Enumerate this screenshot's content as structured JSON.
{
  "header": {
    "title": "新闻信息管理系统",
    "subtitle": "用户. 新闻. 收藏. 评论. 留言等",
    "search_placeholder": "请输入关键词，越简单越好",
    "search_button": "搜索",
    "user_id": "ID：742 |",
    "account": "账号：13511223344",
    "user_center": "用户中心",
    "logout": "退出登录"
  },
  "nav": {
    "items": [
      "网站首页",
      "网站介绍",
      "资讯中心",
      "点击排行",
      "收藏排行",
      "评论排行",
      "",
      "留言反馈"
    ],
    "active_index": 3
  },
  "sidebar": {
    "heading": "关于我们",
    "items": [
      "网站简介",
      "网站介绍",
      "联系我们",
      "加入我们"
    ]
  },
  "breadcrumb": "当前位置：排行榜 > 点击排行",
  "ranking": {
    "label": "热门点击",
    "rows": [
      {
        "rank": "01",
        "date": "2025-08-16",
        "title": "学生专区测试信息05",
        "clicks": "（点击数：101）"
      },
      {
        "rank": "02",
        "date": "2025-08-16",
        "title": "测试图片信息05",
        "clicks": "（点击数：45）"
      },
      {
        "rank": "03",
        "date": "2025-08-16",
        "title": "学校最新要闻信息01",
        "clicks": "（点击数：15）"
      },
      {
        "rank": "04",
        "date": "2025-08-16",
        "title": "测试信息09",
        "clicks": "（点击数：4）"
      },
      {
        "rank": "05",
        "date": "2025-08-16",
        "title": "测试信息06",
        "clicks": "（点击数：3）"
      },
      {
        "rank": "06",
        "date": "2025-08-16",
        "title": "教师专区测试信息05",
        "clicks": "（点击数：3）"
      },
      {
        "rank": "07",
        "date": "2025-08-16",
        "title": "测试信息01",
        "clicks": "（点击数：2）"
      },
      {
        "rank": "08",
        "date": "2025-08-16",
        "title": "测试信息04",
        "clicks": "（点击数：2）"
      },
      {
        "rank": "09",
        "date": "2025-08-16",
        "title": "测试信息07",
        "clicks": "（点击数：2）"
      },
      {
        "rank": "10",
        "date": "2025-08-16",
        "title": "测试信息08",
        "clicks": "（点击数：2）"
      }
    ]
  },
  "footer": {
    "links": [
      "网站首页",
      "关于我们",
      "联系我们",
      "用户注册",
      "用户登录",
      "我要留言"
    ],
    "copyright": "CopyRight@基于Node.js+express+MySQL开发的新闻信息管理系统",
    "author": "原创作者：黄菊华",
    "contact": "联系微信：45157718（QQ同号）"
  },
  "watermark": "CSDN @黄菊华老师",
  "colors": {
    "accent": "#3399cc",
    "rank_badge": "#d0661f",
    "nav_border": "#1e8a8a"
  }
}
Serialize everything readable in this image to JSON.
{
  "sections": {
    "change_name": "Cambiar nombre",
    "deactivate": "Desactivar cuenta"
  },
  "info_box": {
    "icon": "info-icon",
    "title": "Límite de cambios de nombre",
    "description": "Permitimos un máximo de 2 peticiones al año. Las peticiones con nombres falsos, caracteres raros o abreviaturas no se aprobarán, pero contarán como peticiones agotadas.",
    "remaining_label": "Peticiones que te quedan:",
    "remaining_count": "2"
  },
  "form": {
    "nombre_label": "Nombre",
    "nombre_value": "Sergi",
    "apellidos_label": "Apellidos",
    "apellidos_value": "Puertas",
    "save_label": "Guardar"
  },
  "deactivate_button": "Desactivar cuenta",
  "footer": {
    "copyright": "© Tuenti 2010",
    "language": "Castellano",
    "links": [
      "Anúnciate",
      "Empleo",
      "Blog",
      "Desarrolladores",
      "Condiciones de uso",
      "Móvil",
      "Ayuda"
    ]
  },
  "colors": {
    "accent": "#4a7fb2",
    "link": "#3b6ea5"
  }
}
#####
# What you have to do
The listing above must be transcribed exactly, line by line.

# Solution
Enumerate this screenshot's content as structured JSON.
{
  "header": {
    "title": "新闻信息管理系统",
    "subtitle": "用户. 新闻. 收藏. 评论. 留言等",
    "search_placeholder": "请输入关键词，越简单越好",
    "search_button": "搜索",
    "user_id": "ID：742 |",
    "account": "账号：13511223344",
    "user_center": "用户中心",
    "logout": "退出登录"
  },
  "nav": {
    "items": [
      "网站首页",
      "网站介绍",
      "资讯中心",
      "点击排行",
      "收藏排行",
      "评论排行",
      "",
      "留言反馈"
    ],
    "active_index": 3
  },
  "sidebar": {
    "heading": "关于我们",
    "items": [
      "网站简介",
      "网站介绍",
      "联系我们",
      "加入我们"
    ]
  },
  "breadcrumb": "当前位置：排行榜 > 点击排行",
  "ranking": {
    "label": "热门点击",
    "rows": [
      {
        "rank": "01",
        "date": "2025-08-16",
        "title": "学生专区测试信息05",
        "clicks": "（点击数：101）"
      },
      {
        "rank": "02",
        "date": "2025-08-16",
        "title": "测试图片信息05",
        "clicks": "（点击数：45）"
      },
      {
        "rank": "03",
        "date": "2025-08-16",
        "title": "学校最新要闻信息01",
        "clicks": "（点击数：15）"
      },
      {
        "rank": "04",
        "date": "2025-08-16",
        "title": "测试信息09",
        "clicks": "（点击数：4）"
      },
      {
        "rank": "05",
        "date": "2025-08-16",
        "title": "测试信息06",
        "clicks": "（点击数：3）"
      },
      {
        "rank": "06",
        "date": "2025-08-16",
        "title": "教师专区测试信息05",
        "clicks": "（点击数：3）"
      },
      {
        "rank": "07",
        "date": "2025-08-16",
        "title": "测试信息01",
        "clicks": "（点击数：2）"
      },
      {
        "rank": "08",
        "date": "2025-08-16",
        "title": "测试信息04",
        "clicks": "（点击数：2）"
      },
      {
        "rank": "09",
        "date": "2025-08-16",
        "title": "测试信息07",
        "clicks": "（点击数：2）"
      },
      {
        "rank": "10",
        "date": "2025-08-16",
        "title": "测试信息08",
        "clicks": "（点击数：2）"
      }
    ]
  },
  "footer": {
    "links": [
      "网站首页",
      "关于我们",
      "联系我们",
      "用户注册",
      "用户登录",
      "我要留言"
    ],
    "copyright": "CopyRight@基于Node.js+express+MySQL开发的新闻信息管理系统",
    "author": "原创作者：黄菊华",
    "contact": "联系微信：45157718（QQ同号）"
  },
  "watermark": "CSDN @黄菊华老师",
  "colors": {
    "accent": "#3399cc",
    "rank_badge": "#d0661f",
    "nav_border": "#1e8a8a"
  }
}
Serialize everything readable in this image to JSON.
{
  "sections": {
    "change_name": "Cambiar nombre",
    "deactivate": "Desactivar cuenta"
  },
  "info_box": {
    "icon": "info-icon",
    "title": "Límite de cambios de nombre",
    "description": "Permitimos un máximo de 2 peticiones al año. Las peticiones con nombres falsos, caracteres raros o abreviaturas no se aprobarán, pero contarán como peticiones agotadas.",
    "remaining_label": "Peticiones que te quedan:",
    "remaining_count": "2"
  },
  "form": {
    "nombre_label": "Nombre",
    "nombre_value": "Sergi",
    "apellidos_label": "Apellidos",
    "apellidos_value": "Puertas",
    "save_label": "Guardar"
  },
  "deactivate_button": "Desactivar cuenta",
  "footer": {
    "copyright": "© Tuenti 2010",
    "language": "Castellano",
    "links": [
      "Anúnciate",
      "Empleo",
      "Blog",
      "Desarrolladores",
      "Condiciones de uso",
      "Móvil",
      "Ayuda"
    ]
  },
  "colors": {
    "accent": "#4a7fb2",
    "link": "#3b6ea5"
  }
}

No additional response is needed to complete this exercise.